Problem statement
Reproduce all records exactly.
+++
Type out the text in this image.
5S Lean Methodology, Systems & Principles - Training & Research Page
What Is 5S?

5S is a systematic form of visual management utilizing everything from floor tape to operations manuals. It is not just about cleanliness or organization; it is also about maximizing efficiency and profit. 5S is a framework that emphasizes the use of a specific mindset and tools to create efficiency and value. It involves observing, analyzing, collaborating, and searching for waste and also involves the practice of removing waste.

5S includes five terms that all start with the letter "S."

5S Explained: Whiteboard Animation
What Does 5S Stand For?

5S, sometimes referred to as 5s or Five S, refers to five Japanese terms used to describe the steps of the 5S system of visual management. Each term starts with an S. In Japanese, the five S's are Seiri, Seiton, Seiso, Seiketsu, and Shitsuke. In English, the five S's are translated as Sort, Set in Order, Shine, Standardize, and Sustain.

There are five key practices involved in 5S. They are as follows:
+++
Final result
Type out the text in this image.
5S Lean Methodology, Systems & Principles - Training & Research Page
What Is 5S?

5S is a systematic form of visual management utilizing everything from floor tape to operations manuals. It is not just about cleanliness or organization; it is also about maximizing efficiency and profit. 5S is a framework that emphasizes the use of a specific mindset and tools to create efficiency and value. It involves observing, analyzing, collaborating, and searching for waste and also involves the practice of removing waste.

5S includes five terms that all start with the letter "S."

5S Explained: Whiteboard Animation
What Does 5S Stand For?

5S, sometimes referred to as 5s or Five S, refers to five Japanese terms used to describe the steps of the 5S system of visual management. Each term starts with an S. In Japanese, the five S's are Seiri, Seiton, Seiso, Seiketsu, and Shitsuke. In English, the five S's are translated as Sort, Set in Order, Shine, Standardize, and Sustain.

There are five key practices involved in 5S. They are as follows:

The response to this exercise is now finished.